Start STORED ROWS

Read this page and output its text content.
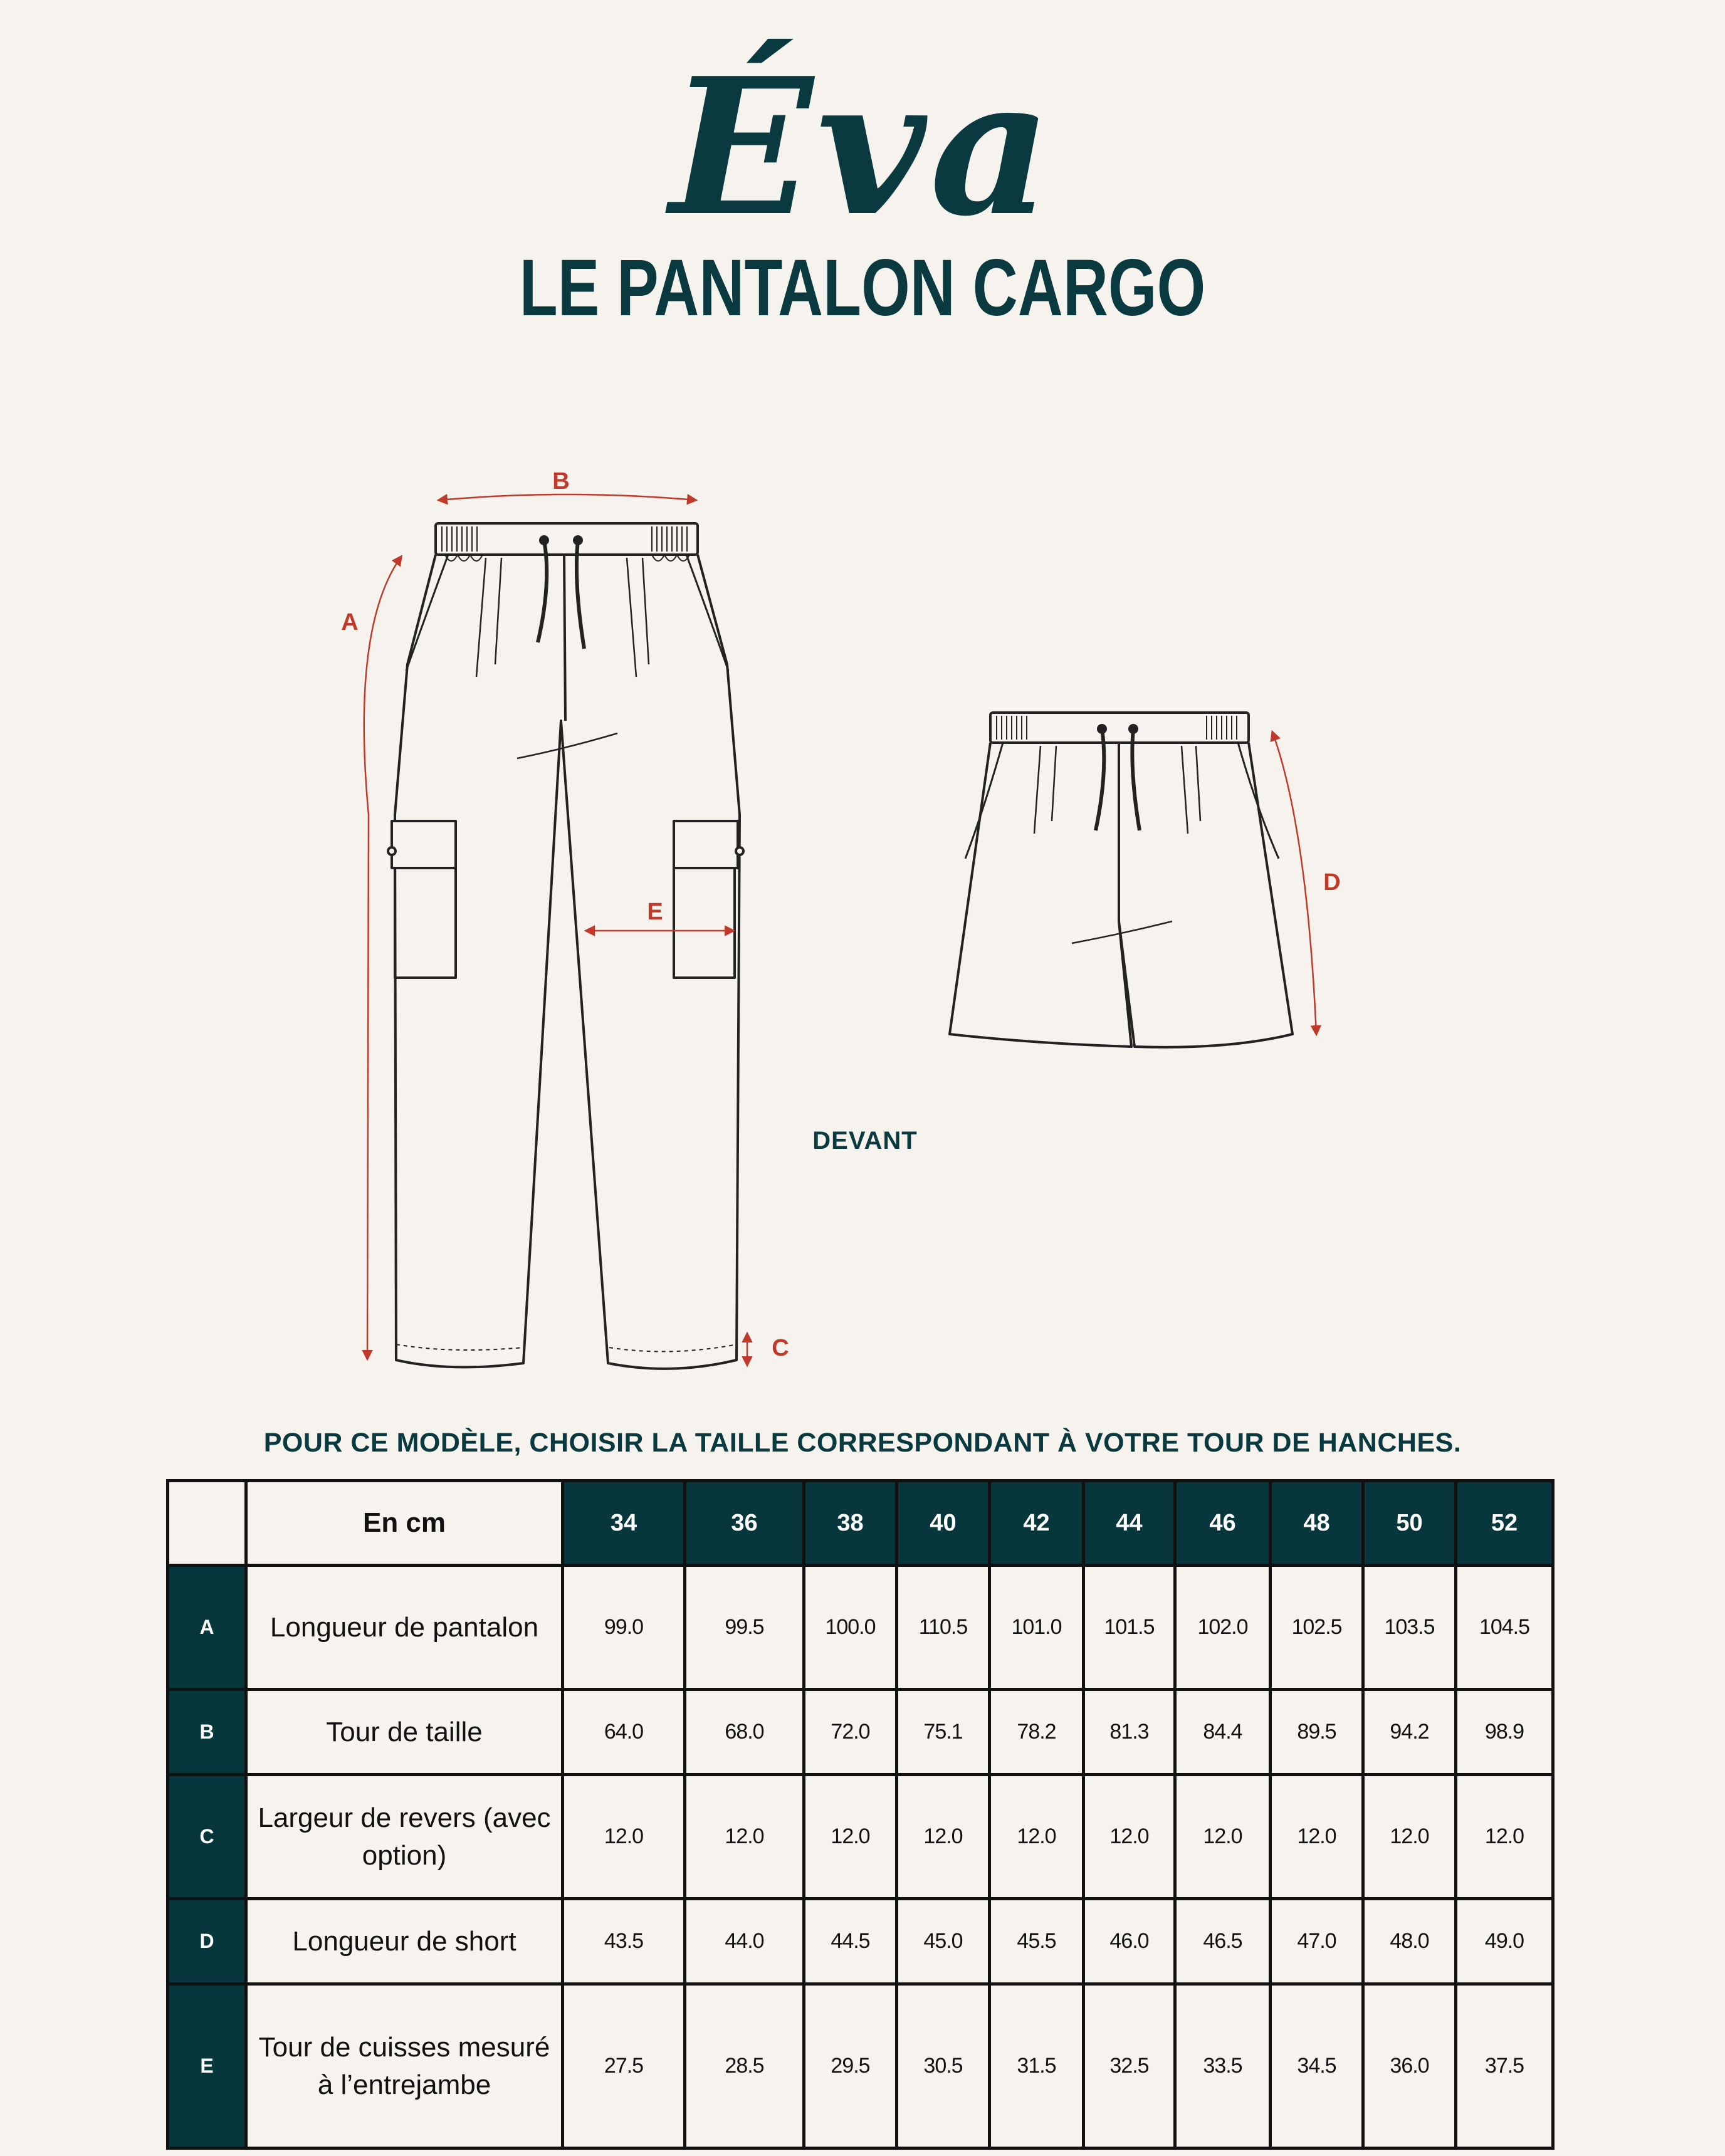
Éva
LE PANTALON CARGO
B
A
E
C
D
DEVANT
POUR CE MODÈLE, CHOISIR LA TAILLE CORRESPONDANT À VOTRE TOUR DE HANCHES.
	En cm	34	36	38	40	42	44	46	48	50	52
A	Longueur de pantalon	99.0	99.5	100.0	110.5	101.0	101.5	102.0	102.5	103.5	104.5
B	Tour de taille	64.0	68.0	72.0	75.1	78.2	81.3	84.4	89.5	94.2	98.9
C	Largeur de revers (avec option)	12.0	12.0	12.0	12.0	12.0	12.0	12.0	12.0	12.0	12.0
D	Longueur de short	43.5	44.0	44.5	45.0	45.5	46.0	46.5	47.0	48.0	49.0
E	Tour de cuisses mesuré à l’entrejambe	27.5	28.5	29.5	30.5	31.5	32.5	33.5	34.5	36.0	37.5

End STORED ROWS

### TASK STATEMENT
List every line above that holds the word "Longueur".

### COMPLETE OUTPUT
A	Longueur de pantalon	99.0	99.5	100.0	110.5	101.0	101.5	102.0	102.5	103.5	104.5
D	Longueur de short	43.5	44.0	44.5	45.0	45.5	46.0	46.5	47.0	48.0	49.0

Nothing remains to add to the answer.